Each line that holds the word "محترم" counts once; give the total number of such lines and nothing else.

□ □ □ □

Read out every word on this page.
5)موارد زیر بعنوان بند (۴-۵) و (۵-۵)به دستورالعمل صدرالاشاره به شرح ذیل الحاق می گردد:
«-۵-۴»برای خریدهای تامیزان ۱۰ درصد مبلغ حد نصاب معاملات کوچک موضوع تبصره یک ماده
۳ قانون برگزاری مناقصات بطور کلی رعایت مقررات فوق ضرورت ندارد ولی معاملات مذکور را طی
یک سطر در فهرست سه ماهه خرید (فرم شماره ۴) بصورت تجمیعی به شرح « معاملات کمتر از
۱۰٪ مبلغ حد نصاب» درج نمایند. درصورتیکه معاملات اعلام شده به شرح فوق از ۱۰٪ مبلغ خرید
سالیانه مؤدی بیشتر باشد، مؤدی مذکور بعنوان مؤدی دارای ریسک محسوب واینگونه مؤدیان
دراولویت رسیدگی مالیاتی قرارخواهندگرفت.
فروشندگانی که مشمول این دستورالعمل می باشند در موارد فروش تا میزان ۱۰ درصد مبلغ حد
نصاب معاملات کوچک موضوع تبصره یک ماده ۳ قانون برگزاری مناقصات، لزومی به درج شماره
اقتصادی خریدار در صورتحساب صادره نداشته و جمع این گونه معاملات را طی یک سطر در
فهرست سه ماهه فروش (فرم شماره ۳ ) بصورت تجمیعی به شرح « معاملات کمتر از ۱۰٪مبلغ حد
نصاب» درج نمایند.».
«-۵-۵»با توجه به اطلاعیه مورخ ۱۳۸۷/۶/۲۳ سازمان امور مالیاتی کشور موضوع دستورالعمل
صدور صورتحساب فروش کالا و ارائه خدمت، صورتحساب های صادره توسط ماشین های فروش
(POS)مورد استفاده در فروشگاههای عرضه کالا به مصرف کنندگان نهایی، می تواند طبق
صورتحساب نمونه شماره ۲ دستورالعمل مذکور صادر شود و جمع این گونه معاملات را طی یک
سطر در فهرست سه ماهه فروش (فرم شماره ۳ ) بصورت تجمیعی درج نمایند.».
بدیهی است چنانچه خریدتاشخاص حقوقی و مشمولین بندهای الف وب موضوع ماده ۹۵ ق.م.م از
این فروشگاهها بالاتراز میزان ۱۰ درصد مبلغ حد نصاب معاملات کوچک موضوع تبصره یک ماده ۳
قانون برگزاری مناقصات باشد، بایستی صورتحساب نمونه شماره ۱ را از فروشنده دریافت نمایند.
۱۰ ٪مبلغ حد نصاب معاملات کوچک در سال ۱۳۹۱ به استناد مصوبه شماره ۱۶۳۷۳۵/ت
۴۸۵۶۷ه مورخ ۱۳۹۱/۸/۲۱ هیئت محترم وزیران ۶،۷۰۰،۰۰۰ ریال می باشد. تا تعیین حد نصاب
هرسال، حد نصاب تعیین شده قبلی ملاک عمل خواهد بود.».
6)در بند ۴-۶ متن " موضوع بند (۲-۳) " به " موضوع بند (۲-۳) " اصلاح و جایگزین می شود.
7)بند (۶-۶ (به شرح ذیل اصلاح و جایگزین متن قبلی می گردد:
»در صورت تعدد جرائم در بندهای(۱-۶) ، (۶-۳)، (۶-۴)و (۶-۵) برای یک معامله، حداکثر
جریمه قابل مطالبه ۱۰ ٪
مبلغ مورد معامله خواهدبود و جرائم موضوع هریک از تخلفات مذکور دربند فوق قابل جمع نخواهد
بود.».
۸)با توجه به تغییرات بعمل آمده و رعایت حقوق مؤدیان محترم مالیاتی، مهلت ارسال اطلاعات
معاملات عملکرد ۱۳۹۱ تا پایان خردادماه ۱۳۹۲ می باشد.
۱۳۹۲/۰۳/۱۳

□ □ □ □

Answer to this task: 2